Aim of the exercise –
Will you give every entry again exactly as it stands?
━━━ Exercise inputs ━━━
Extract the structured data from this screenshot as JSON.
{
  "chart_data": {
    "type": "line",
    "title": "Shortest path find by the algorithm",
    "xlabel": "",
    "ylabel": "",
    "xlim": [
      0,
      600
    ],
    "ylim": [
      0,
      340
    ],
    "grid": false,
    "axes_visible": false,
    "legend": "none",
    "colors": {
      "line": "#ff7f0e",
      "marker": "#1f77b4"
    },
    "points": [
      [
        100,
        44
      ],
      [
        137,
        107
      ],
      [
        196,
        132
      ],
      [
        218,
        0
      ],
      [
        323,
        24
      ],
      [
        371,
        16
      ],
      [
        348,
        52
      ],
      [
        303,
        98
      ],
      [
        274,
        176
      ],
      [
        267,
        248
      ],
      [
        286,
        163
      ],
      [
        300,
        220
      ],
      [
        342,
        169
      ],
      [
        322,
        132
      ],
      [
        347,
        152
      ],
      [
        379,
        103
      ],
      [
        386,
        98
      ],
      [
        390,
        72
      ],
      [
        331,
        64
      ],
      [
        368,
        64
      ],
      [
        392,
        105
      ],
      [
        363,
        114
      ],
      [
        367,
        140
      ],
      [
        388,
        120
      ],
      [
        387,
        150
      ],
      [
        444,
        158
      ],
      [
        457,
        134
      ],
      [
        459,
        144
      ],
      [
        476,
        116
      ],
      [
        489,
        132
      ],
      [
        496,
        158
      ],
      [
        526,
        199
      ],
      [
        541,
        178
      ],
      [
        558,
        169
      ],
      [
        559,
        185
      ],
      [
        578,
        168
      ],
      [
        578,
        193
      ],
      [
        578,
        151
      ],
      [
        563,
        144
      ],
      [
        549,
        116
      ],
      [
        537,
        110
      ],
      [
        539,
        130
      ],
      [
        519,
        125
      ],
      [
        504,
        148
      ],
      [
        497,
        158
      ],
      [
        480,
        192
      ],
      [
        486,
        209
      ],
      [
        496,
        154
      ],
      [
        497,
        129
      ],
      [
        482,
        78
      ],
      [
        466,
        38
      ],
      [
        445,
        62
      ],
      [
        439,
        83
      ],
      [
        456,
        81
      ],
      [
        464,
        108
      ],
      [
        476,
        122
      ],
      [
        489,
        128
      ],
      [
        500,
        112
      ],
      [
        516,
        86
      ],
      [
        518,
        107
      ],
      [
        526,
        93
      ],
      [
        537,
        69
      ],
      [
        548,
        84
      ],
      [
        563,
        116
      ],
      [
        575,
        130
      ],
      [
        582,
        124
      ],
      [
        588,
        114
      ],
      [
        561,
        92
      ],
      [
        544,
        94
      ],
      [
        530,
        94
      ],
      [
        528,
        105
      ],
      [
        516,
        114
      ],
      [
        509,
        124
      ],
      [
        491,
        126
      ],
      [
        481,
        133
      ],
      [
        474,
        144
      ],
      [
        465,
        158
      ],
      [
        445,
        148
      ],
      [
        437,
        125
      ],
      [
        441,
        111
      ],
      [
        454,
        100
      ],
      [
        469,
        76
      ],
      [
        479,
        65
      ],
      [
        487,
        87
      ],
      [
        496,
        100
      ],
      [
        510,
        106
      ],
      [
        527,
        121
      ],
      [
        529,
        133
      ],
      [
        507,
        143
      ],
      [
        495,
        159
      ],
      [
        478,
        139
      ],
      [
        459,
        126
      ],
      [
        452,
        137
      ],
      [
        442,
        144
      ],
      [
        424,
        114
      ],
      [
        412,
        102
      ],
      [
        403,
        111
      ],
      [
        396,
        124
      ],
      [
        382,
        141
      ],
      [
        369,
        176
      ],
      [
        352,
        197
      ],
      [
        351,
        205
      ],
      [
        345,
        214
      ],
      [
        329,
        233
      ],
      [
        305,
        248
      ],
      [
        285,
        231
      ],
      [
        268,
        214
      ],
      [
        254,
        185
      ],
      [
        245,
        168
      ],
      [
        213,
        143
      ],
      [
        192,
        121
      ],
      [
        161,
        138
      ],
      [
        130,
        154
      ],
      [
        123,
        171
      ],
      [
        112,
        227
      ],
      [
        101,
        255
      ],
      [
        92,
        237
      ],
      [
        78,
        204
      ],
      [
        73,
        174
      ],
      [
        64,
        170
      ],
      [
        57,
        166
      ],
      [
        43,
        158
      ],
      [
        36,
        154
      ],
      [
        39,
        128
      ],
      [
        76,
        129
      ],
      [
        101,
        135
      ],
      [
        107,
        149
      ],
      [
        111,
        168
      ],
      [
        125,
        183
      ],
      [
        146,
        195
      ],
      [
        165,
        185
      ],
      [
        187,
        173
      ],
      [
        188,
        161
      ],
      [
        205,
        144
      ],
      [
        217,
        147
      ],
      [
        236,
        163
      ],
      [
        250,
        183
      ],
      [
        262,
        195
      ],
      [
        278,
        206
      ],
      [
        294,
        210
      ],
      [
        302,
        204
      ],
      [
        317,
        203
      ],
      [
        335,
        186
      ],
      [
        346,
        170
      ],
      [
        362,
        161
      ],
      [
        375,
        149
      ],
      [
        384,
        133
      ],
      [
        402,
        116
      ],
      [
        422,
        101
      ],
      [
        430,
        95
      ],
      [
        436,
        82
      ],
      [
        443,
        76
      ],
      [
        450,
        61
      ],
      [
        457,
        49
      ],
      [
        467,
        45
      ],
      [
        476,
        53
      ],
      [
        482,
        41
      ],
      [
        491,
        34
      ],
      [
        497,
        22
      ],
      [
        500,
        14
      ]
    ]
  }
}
━━━
Output of the exercise –
Extract the structured data from this screenshot as JSON.
{
  "chart_data": {
    "type": "line",
    "title": "Shortest path find by the algorithm",
    "xlabel": "",
    "ylabel": "",
    "xlim": [
      0,
      600
    ],
    "ylim": [
      0,
      340
    ],
    "grid": false,
    "axes_visible": false,
    "legend": "none",
    "colors": {
      "line": "#ff7f0e",
      "marker": "#1f77b4"
    },
    "points": [
      [
        100,
        44
      ],
      [
        137,
        107
      ],
      [
        196,
        132
      ],
      [
        218,
        0
      ],
      [
        323,
        24
      ],
      [
        371,
        16
      ],
      [
        348,
        52
      ],
      [
        303,
        98
      ],
      [
        274,
        176
      ],
      [
        267,
        248
      ],
      [
        286,
        163
      ],
      [
        300,
        220
      ],
      [
        342,
        169
      ],
      [
        322,
        132
      ],
      [
        347,
        152
      ],
      [
        379,
        103
      ],
      [
        386,
        98
      ],
      [
        390,
        72
      ],
      [
        331,
        64
      ],
      [
        368,
        64
      ],
      [
        392,
        105
      ],
      [
        363,
        114
      ],
      [
        367,
        140
      ],
      [
        388,
        120
      ],
      [
        387,
        150
      ],
      [
        444,
        158
      ],
      [
        457,
        134
      ],
      [
        459,
        144
      ],
      [
        476,
        116
      ],
      [
        489,
        132
      ],
      [
        496,
        158
      ],
      [
        526,
        199
      ],
      [
        541,
        178
      ],
      [
        558,
        169
      ],
      [
        559,
        185
      ],
      [
        578,
        168
      ],
      [
        578,
        193
      ],
      [
        578,
        151
      ],
      [
        563,
        144
      ],
      [
        549,
        116
      ],
      [
        537,
        110
      ],
      [
        539,
        130
      ],
      [
        519,
        125
      ],
      [
        504,
        148
      ],
      [
        497,
        158
      ],
      [
        480,
        192
      ],
      [
        486,
        209
      ],
      [
        496,
        154
      ],
      [
        497,
        129
      ],
      [
        482,
        78
      ],
      [
        466,
        38
      ],
      [
        445,
        62
      ],
      [
        439,
        83
      ],
      [
        456,
        81
      ],
      [
        464,
        108
      ],
      [
        476,
        122
      ],
      [
        489,
        128
      ],
      [
        500,
        112
      ],
      [
        516,
        86
      ],
      [
        518,
        107
      ],
      [
        526,
        93
      ],
      [
        537,
        69
      ],
      [
        548,
        84
      ],
      [
        563,
        116
      ],
      [
        575,
        130
      ],
      [
        582,
        124
      ],
      [
        588,
        114
      ],
      [
        561,
        92
      ],
      [
        544,
        94
      ],
      [
        530,
        94
      ],
      [
        528,
        105
      ],
      [
        516,
        114
      ],
      [
        509,
        124
      ],
      [
        491,
        126
      ],
      [
        481,
        133
      ],
      [
        474,
        144
      ],
      [
        465,
        158
      ],
      [
        445,
        148
      ],
      [
        437,
        125
      ],
      [
        441,
        111
      ],
      [
        454,
        100
      ],
      [
        469,
        76
      ],
      [
        479,
        65
      ],
      [
        487,
        87
      ],
      [
        496,
        100
      ],
      [
        510,
        106
      ],
      [
        527,
        121
      ],
      [
        529,
        133
      ],
      [
        507,
        143
      ],
      [
        495,
        159
      ],
      [
        478,
        139
      ],
      [
        459,
        126
      ],
      [
        452,
        137
      ],
      [
        442,
        144
      ],
      [
        424,
        114
      ],
      [
        412,
        102
      ],
      [
        403,
        111
      ],
      [
        396,
        124
      ],
      [
        382,
        141
      ],
      [
        369,
        176
      ],
      [
        352,
        197
      ],
      [
        351,
        205
      ],
      [
        345,
        214
      ],
      [
        329,
        233
      ],
      [
        305,
        248
      ],
      [
        285,
        231
      ],
      [
        268,
        214
      ],
      [
        254,
        185
      ],
      [
        245,
        168
      ],
      [
        213,
        143
      ],
      [
        192,
        121
      ],
      [
        161,
        138
      ],
      [
        130,
        154
      ],
      [
        123,
        171
      ],
      [
        112,
        227
      ],
      [
        101,
        255
      ],
      [
        92,
        237
      ],
      [
        78,
        204
      ],
      [
        73,
        174
      ],
      [
        64,
        170
      ],
      [
        57,
        166
      ],
      [
        43,
        158
      ],
      [
        36,
        154
      ],
      [
        39,
        128
      ],
      [
        76,
        129
      ],
      [
        101,
        135
      ],
      [
        107,
        149
      ],
      [
        111,
        168
      ],
      [
        125,
        183
      ],
      [
        146,
        195
      ],
      [
        165,
        185
      ],
      [
        187,
        173
      ],
      [
        188,
        161
      ],
      [
        205,
        144
      ],
      [
        217,
        147
      ],
      [
        236,
        163
      ],
      [
        250,
        183
      ],
      [
        262,
        195
      ],
      [
        278,
        206
      ],
      [
        294,
        210
      ],
      [
        302,
        204
      ],
      [
        317,
        203
      ],
      [
        335,
        186
      ],
      [
        346,
        170
      ],
      [
        362,
        161
      ],
      [
        375,
        149
      ],
      [
        384,
        133
      ],
      [
        402,
        116
      ],
      [
        422,
        101
      ],
      [
        430,
        95
      ],
      [
        436,
        82
      ],
      [
        443,
        76
      ],
      [
        450,
        61
      ],
      [
        457,
        49
      ],
      [
        467,
        45
      ],
      [
        476,
        53
      ],
      [
        482,
        41
      ],
      [
        491,
        34
      ],
      [
        497,
        22
      ],
      [
        500,
        14
      ]
    ]
  }
}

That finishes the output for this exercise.